# START OF Stored rows

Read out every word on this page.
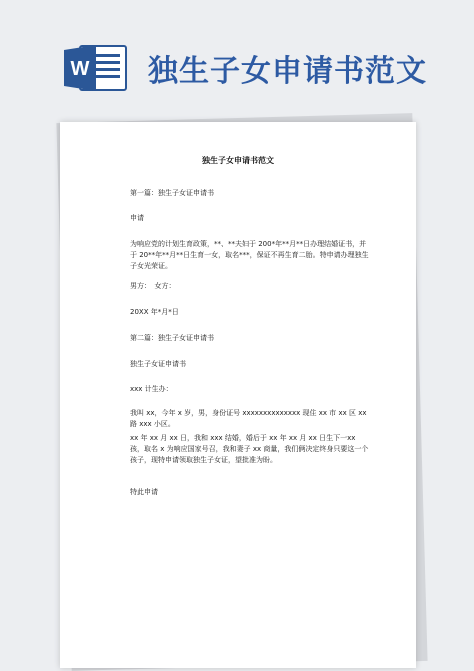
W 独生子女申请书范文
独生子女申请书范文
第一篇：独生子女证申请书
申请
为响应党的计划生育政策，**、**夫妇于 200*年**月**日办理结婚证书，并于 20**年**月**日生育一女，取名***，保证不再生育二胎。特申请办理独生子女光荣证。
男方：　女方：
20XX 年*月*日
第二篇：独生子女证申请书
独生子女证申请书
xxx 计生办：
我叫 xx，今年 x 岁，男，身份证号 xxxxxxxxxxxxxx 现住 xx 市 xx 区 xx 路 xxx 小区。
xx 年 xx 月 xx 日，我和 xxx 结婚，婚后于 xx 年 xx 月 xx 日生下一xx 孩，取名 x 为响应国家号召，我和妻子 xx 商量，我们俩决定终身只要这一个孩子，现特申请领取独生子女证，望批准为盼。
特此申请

# END OF Stored rows
# START OF Stored rows

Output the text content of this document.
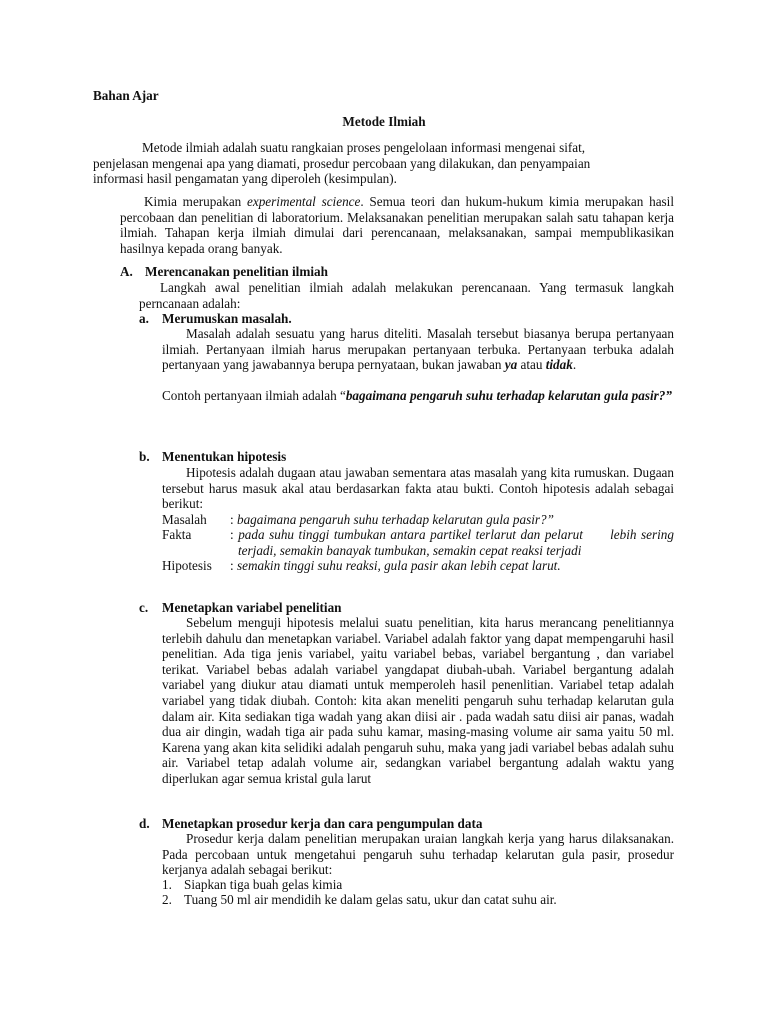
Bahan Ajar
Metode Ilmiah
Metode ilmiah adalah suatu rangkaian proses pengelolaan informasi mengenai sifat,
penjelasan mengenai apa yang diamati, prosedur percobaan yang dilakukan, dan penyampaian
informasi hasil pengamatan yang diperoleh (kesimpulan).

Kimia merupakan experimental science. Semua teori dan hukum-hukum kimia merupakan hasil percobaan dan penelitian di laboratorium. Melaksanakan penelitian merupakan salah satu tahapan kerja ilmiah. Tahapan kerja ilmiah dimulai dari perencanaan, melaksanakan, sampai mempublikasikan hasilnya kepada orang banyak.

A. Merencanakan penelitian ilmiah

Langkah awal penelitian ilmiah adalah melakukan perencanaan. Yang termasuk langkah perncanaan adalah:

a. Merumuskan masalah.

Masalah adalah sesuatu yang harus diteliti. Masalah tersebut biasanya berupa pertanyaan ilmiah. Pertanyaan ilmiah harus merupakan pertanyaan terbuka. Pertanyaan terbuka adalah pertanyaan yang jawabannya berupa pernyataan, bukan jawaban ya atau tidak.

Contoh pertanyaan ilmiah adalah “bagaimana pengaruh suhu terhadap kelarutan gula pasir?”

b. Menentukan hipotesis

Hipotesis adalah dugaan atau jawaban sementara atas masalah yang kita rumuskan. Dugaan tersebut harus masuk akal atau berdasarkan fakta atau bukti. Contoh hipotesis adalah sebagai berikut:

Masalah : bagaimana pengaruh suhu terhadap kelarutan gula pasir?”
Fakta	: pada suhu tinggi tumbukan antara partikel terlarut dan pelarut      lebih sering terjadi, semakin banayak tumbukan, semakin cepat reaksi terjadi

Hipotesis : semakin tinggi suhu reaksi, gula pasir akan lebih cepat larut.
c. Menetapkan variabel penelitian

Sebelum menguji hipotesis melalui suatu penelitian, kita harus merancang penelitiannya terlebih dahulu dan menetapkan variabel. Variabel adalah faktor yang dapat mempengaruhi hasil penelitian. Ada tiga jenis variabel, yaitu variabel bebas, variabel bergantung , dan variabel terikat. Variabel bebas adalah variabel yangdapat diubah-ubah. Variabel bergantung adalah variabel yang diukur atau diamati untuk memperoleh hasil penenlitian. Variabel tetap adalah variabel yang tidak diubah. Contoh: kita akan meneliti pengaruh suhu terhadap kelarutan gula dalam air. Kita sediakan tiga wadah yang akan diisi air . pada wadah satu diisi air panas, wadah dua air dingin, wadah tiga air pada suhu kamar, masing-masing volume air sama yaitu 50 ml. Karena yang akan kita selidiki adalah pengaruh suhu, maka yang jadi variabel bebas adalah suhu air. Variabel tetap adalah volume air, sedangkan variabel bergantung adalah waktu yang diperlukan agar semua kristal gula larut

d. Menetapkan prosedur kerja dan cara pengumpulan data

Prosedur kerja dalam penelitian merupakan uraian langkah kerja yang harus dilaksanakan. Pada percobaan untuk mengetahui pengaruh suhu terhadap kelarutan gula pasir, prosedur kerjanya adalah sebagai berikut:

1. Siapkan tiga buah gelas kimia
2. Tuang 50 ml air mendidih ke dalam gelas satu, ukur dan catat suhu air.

# END OF Stored rows
# START OF Stored rows

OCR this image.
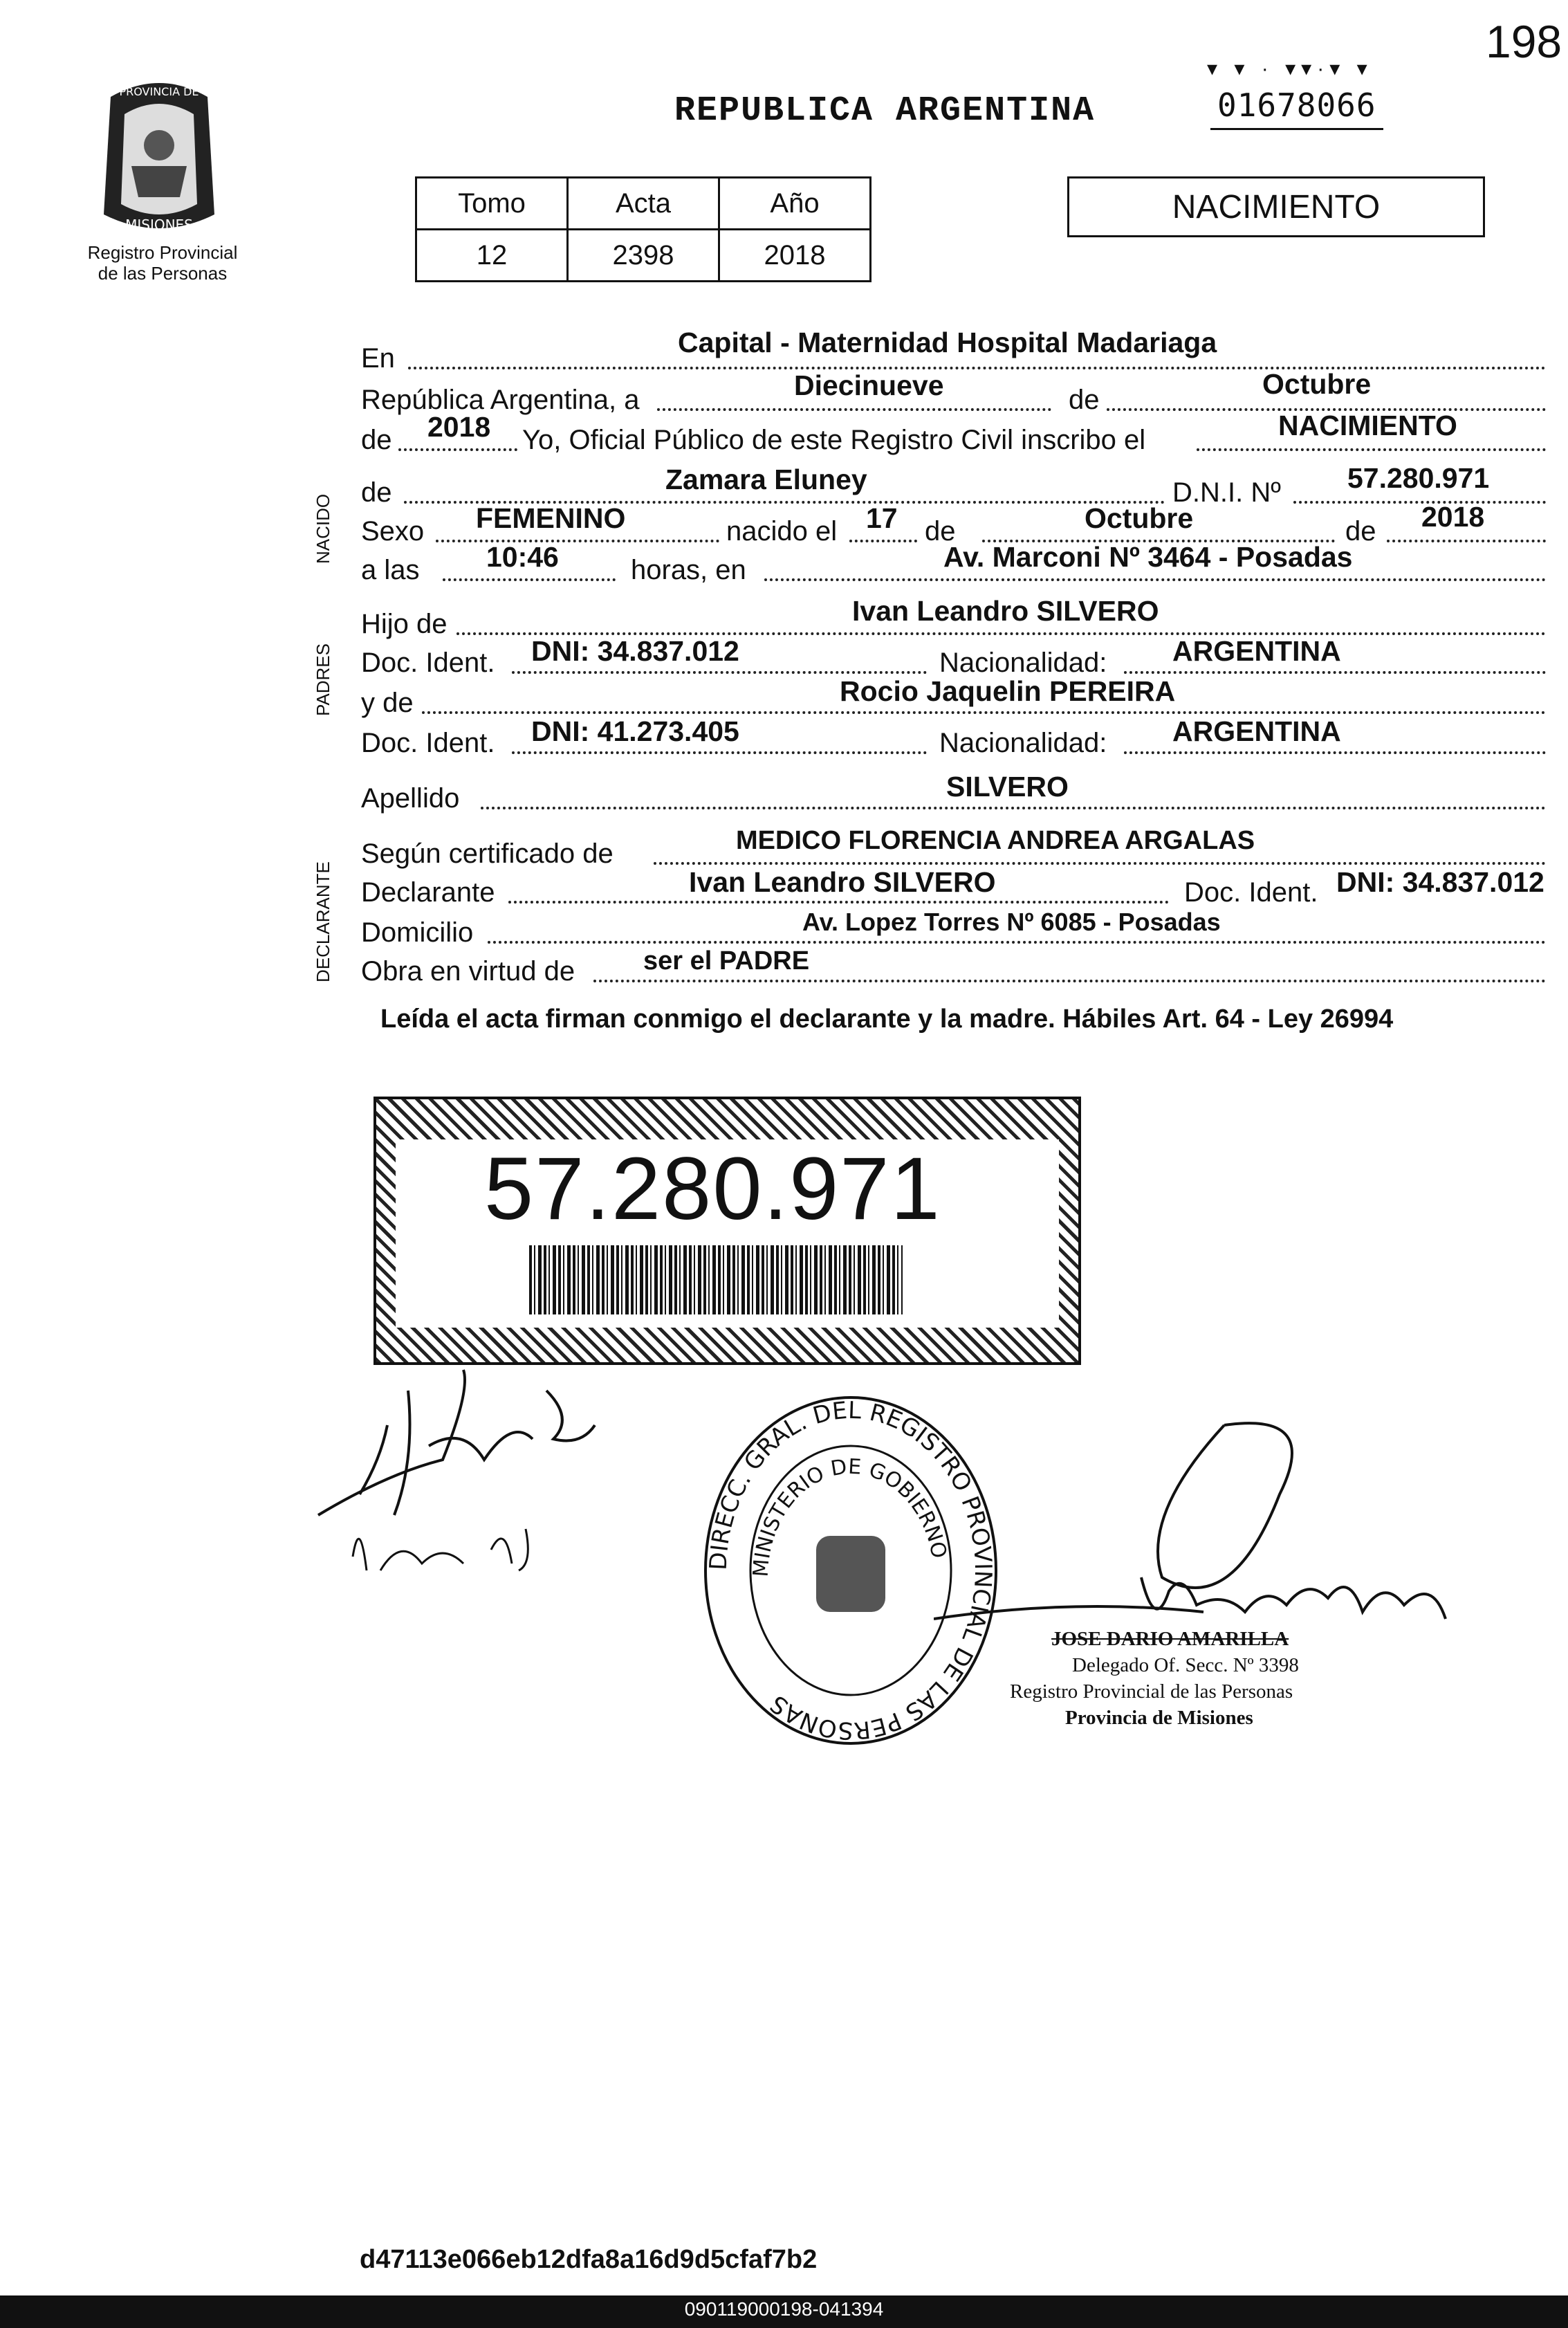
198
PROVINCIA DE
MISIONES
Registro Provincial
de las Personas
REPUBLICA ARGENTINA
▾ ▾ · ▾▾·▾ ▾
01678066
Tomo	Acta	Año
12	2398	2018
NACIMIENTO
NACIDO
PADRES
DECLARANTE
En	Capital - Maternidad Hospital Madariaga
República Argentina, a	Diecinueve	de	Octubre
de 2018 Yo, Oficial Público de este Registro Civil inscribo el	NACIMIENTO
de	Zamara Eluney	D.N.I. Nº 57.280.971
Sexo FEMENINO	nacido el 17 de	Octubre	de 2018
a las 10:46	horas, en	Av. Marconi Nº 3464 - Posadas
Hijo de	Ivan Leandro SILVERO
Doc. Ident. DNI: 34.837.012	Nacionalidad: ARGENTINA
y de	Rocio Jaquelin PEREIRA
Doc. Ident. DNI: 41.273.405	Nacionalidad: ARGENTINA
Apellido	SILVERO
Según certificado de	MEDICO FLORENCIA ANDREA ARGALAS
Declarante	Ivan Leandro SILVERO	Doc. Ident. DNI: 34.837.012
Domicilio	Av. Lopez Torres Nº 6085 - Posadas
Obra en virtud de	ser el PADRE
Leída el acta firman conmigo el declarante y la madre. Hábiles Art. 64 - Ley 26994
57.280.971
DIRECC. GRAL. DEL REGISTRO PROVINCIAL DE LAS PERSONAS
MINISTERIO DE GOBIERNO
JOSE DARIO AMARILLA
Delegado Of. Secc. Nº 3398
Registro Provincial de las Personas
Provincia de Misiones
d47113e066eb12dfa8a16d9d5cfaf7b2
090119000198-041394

# END OF Stored rows

- [Directive] Tally the lines that hold the string "reaksi" and state the total, nothing more.

- [Correct output] 2